TASK STATEMENT => Gather the lines from the material that contain "жалобу".

TASK INPUTS =>
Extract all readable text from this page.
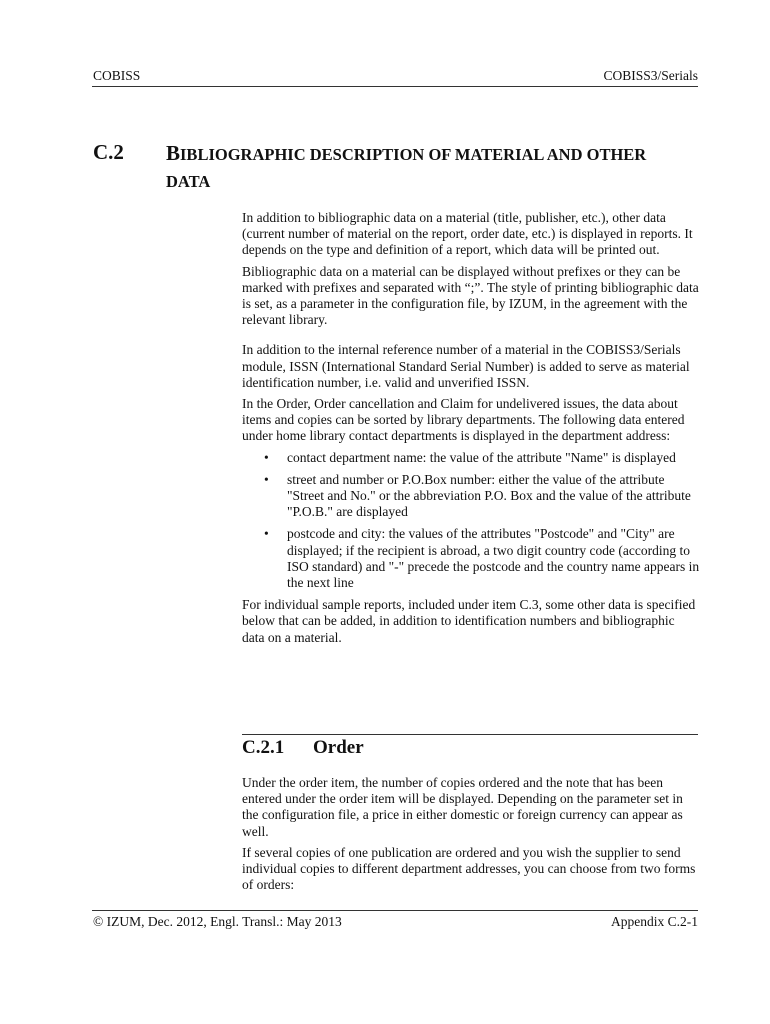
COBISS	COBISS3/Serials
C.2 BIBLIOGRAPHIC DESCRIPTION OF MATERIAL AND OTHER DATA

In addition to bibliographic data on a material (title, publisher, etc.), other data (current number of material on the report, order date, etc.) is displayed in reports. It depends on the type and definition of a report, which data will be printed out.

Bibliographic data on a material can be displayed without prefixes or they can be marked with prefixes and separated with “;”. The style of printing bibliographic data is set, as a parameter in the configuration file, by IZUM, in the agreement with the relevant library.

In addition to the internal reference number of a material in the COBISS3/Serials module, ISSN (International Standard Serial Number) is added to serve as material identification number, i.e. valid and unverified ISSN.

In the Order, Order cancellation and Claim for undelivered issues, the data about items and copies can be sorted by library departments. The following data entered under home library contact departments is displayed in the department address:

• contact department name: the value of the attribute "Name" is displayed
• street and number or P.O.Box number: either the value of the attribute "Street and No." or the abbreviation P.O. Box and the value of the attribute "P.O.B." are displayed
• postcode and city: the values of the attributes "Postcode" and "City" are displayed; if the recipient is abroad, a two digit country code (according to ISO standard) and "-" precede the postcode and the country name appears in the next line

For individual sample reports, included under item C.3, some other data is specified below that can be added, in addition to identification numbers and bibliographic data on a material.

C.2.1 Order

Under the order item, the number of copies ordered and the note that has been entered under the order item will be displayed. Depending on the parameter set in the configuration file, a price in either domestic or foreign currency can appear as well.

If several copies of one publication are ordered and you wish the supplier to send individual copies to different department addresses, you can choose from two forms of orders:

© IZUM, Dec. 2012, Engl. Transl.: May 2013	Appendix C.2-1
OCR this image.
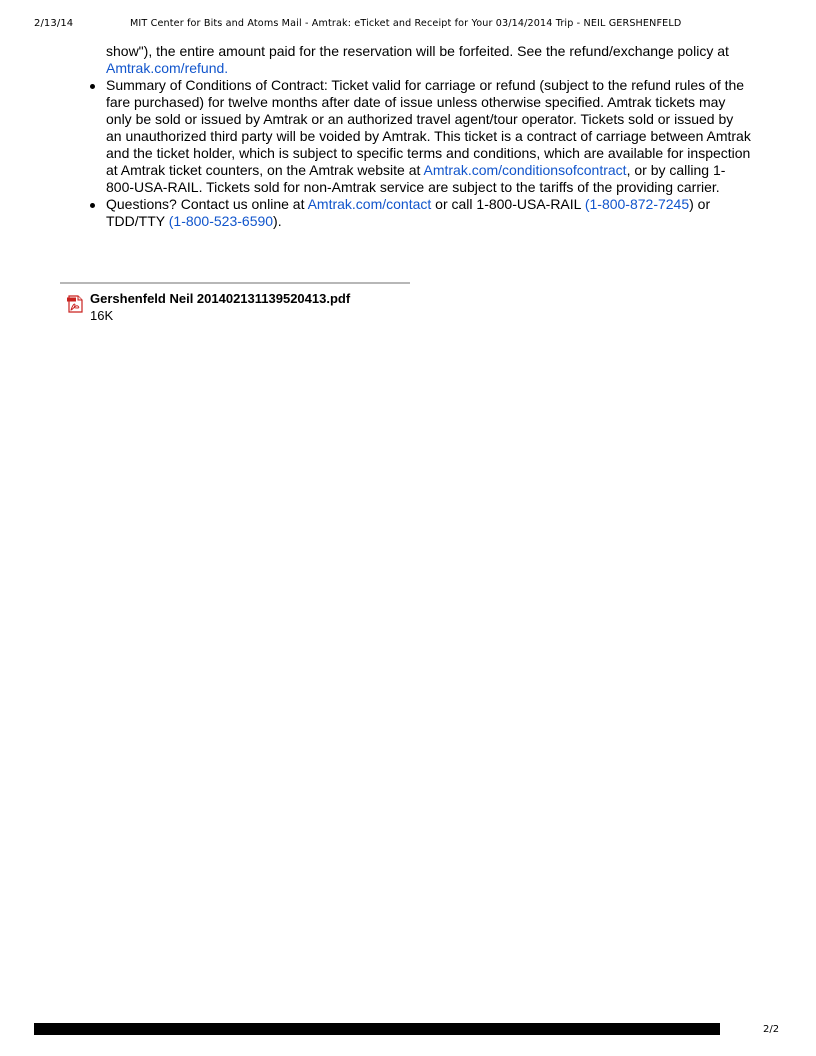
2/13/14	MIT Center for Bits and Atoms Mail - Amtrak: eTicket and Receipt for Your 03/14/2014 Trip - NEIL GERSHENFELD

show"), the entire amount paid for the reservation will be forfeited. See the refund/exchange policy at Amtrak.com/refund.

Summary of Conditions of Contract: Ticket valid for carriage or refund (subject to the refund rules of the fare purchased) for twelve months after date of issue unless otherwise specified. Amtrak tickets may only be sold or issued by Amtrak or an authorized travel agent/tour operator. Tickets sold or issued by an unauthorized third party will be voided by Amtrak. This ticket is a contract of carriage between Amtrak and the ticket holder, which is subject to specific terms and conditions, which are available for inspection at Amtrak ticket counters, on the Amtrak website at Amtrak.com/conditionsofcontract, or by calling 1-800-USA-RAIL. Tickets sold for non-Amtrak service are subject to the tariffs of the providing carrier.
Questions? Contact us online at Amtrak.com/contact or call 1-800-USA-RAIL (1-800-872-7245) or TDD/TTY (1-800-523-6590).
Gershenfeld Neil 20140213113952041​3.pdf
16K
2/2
---
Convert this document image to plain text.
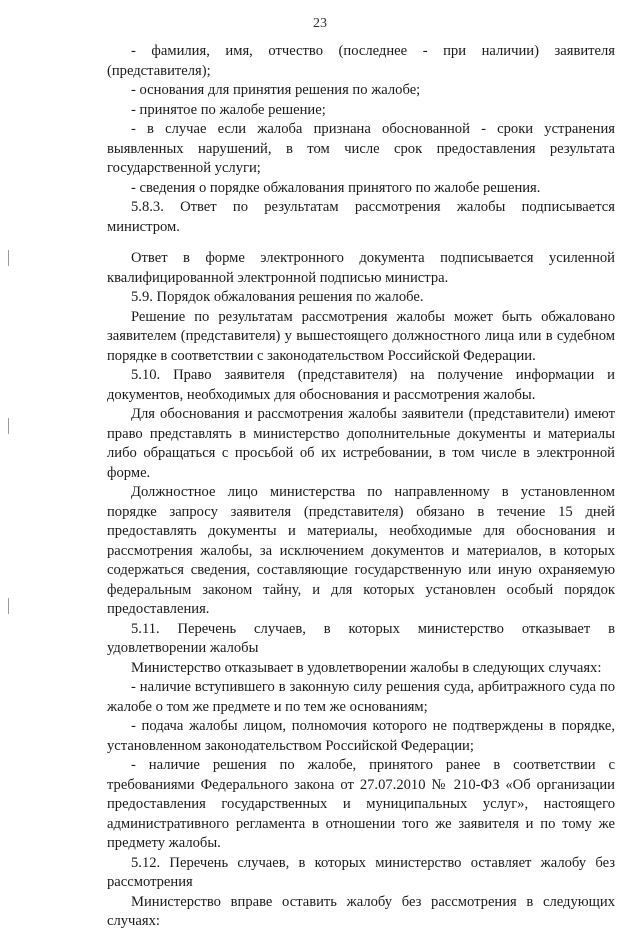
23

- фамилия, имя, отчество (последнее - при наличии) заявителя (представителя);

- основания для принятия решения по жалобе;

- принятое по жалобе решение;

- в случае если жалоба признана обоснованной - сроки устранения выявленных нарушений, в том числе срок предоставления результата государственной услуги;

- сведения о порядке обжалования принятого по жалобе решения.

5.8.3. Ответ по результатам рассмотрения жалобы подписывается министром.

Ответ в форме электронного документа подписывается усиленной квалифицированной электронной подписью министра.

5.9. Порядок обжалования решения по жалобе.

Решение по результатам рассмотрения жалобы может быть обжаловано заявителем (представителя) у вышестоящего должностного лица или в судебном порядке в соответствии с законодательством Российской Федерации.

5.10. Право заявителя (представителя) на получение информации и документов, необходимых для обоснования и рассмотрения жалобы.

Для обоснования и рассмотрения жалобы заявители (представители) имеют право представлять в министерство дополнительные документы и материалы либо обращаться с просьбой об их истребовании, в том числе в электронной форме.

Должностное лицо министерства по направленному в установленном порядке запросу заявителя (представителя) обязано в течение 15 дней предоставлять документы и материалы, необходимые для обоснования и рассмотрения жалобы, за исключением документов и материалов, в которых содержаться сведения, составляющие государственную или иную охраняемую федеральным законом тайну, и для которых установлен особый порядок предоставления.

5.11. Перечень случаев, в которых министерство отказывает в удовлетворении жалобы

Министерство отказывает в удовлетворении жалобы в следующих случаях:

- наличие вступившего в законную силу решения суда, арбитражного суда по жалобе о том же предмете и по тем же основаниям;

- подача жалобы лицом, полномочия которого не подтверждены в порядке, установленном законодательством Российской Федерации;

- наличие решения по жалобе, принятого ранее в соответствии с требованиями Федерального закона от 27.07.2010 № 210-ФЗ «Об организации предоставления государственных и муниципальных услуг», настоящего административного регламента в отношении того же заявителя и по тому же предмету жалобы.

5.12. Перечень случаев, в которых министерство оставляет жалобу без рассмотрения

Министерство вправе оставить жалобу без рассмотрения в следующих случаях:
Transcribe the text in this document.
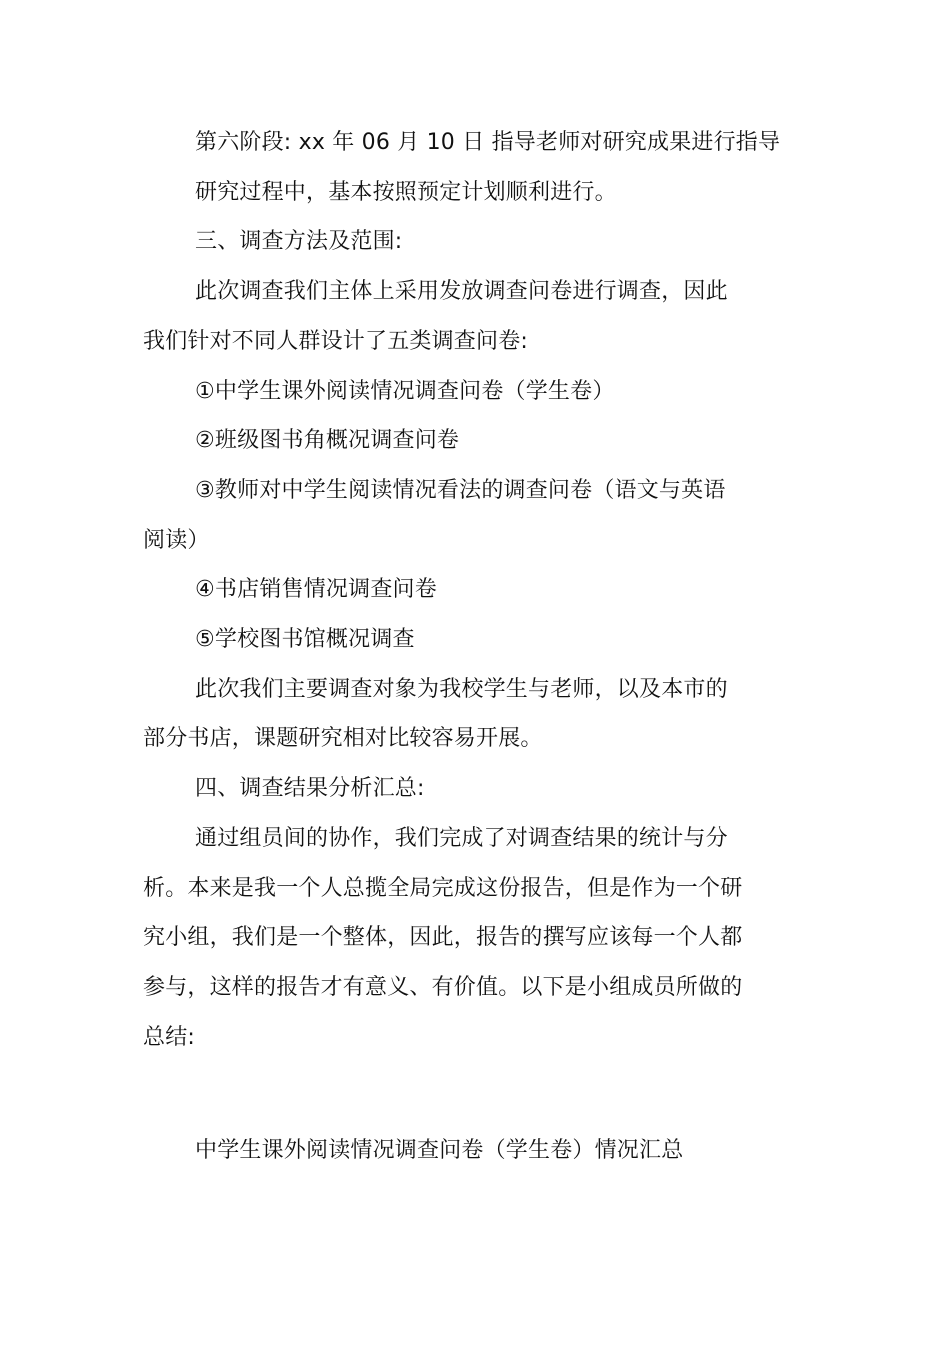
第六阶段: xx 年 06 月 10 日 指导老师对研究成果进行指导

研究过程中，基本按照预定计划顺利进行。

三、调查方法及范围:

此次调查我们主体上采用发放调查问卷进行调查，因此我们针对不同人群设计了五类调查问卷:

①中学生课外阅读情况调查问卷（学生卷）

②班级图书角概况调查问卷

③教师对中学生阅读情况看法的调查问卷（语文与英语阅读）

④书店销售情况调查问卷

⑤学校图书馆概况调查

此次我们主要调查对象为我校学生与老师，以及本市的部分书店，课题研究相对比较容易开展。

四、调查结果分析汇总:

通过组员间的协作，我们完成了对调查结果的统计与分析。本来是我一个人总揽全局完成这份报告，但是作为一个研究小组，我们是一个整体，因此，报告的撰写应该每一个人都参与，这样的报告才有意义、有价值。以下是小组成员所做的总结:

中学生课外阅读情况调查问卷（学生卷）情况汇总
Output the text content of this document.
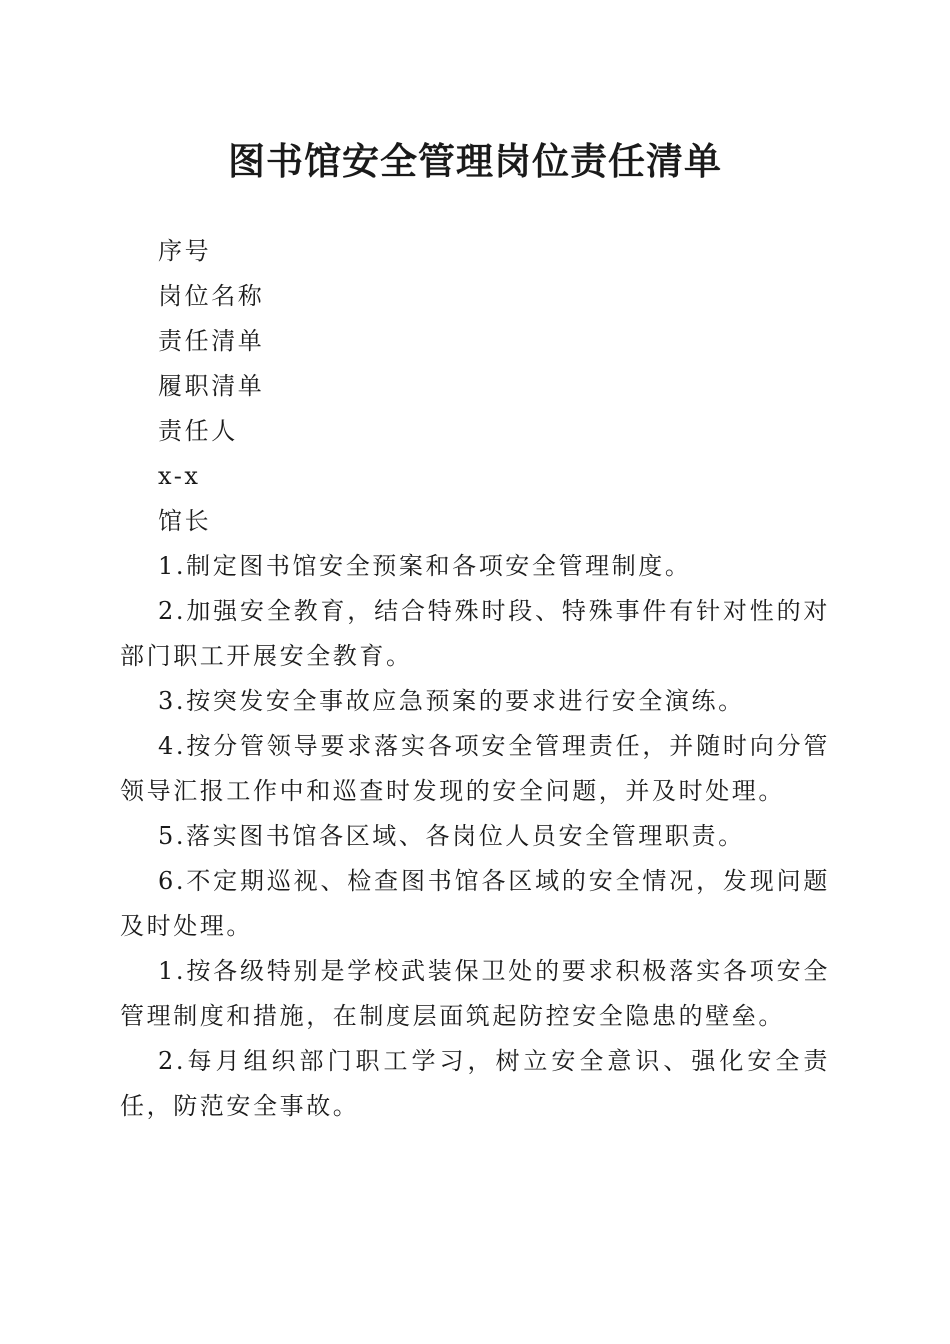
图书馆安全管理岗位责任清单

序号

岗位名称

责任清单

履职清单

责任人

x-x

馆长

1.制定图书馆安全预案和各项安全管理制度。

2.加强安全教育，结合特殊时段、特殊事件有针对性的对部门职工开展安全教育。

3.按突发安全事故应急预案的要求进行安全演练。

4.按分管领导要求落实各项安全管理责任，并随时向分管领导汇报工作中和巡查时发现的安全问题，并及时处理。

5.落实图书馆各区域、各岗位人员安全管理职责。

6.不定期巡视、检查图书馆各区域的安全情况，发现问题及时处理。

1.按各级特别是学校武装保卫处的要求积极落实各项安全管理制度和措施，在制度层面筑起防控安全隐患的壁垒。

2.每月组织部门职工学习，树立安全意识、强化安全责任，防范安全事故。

TASK RESPONSE =>
5.12. Перечень случаев, в которых министерство оставляет жалобу без рассмотрения
Министерство вправе оставить жалобу без рассмотрения в следующих случаях:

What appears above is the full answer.